YOUR TASK:
Here are some records; copy every line that holds the word "протяженным".

++++++++

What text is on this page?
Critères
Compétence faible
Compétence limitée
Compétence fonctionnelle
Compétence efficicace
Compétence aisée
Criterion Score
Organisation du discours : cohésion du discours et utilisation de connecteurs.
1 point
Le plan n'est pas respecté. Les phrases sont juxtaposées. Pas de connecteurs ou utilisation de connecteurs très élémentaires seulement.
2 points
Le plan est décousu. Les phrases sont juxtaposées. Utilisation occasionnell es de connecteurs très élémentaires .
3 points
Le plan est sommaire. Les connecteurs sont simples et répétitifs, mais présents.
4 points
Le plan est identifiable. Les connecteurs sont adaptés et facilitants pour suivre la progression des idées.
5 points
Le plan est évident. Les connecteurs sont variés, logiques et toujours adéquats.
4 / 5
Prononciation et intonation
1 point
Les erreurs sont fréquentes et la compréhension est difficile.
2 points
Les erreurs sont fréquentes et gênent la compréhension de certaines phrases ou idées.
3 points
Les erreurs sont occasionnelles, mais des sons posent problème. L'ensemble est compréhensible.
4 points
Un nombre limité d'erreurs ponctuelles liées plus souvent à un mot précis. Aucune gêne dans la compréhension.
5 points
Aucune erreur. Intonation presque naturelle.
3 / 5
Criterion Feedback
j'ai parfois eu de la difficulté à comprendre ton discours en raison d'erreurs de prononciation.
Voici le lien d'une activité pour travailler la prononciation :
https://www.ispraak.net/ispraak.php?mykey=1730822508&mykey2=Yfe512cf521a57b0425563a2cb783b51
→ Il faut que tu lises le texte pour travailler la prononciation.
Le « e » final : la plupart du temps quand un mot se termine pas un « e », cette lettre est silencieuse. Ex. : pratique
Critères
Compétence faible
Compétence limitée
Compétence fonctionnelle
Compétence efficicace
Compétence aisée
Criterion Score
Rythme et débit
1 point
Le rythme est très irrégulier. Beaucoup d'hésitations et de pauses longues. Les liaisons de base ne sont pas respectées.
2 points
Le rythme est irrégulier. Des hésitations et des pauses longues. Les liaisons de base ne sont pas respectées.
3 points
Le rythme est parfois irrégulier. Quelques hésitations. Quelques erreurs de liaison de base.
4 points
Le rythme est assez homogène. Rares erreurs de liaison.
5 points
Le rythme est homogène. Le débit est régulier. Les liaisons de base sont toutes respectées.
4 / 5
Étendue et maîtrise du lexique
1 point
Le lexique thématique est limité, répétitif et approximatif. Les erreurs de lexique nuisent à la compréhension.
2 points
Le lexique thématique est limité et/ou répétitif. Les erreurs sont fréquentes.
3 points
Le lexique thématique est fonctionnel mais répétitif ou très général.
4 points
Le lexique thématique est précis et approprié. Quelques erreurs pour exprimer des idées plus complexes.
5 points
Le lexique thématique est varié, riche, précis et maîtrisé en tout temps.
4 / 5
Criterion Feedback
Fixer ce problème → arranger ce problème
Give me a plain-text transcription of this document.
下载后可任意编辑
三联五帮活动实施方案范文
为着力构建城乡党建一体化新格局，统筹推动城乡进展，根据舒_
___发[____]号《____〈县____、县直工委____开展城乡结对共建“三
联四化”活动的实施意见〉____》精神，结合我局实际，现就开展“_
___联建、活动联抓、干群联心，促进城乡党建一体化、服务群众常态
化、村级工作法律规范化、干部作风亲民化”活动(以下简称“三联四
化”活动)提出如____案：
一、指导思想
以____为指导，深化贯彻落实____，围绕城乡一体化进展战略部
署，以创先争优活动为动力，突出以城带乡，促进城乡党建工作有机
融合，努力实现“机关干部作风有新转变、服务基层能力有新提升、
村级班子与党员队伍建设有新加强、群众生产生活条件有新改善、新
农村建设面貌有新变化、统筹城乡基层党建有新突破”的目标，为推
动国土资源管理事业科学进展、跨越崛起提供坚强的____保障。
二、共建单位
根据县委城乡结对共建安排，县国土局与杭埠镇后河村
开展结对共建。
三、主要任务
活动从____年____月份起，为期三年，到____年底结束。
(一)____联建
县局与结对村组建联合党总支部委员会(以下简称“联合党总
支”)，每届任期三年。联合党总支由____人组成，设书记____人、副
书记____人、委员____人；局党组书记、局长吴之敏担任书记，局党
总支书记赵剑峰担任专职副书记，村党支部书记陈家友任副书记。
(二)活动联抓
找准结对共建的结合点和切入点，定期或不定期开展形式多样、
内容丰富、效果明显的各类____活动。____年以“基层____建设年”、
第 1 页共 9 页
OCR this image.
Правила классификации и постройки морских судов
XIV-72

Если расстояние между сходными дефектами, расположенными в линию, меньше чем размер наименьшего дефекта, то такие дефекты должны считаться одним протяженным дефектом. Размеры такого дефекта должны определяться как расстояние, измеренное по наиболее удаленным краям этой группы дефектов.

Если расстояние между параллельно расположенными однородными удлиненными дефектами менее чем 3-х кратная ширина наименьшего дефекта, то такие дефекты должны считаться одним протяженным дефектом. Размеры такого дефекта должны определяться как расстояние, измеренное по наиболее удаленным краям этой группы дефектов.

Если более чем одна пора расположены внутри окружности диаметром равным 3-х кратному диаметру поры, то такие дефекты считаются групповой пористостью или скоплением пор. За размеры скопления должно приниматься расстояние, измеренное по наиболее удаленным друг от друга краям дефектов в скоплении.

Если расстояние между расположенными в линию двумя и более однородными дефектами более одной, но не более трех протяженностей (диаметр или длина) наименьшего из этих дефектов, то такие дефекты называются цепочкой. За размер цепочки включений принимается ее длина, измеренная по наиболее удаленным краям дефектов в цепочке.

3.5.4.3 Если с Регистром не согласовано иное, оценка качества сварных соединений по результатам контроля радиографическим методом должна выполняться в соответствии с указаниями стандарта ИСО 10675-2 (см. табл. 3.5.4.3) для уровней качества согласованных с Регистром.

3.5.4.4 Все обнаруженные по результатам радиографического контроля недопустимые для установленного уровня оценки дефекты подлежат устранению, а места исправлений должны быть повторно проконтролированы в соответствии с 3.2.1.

++++++++

RESULT BELOW:
Если расстояние между сходными дефектами, расположенными в линию, меньше чем размер наименьшего дефекта, то такие дефекты должны считаться одним протяженным дефектом. Размеры такого дефекта должны определяться как расстояние, измеренное по наиболее удаленным краям этой группы дефектов.
Если расстояние между параллельно расположенными однородными удлиненными дефектами менее чем 3-х кратная ширина наименьшего дефекта, то такие дефекты должны считаться одним протяженным дефектом. Размеры такого дефекта должны определяться как расстояние, измеренное по наиболее удаленным краям этой группы дефектов.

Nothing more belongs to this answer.